** Directive **
Identify every line in the records below that contains the word "义马市市直幼儿园", and copy each of those lines.

Collection entries
** START **
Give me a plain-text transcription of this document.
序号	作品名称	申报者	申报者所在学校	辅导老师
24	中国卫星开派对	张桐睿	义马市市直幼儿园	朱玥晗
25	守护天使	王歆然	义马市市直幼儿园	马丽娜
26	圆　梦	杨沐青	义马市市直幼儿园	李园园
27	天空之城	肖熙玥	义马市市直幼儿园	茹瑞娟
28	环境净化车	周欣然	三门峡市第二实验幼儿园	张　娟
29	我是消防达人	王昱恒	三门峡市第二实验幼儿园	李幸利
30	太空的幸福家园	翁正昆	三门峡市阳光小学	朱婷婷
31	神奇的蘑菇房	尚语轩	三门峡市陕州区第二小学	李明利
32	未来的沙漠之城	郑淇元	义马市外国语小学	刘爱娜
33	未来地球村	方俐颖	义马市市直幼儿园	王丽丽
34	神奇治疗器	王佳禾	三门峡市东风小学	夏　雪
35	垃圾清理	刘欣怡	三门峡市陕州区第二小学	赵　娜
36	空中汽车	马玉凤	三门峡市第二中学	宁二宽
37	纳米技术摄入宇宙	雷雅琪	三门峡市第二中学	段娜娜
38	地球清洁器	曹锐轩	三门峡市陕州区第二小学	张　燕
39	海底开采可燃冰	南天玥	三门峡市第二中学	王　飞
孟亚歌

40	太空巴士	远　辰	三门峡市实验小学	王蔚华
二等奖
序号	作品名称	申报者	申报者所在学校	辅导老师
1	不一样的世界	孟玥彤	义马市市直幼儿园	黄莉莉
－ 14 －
** END **
** Task response **
24	中国卫星开派对	张桐睿	义马市市直幼儿园	朱玥晗
25	守护天使	王歆然	义马市市直幼儿园	马丽娜
26	圆　梦	杨沐青	义马市市直幼儿园	李园园
27	天空之城	肖熙玥	义马市市直幼儿园	茹瑞娟
33	未来地球村	方俐颖	义马市市直幼儿园	王丽丽
1	不一样的世界	孟玥彤	义马市市直幼儿园	黄莉莉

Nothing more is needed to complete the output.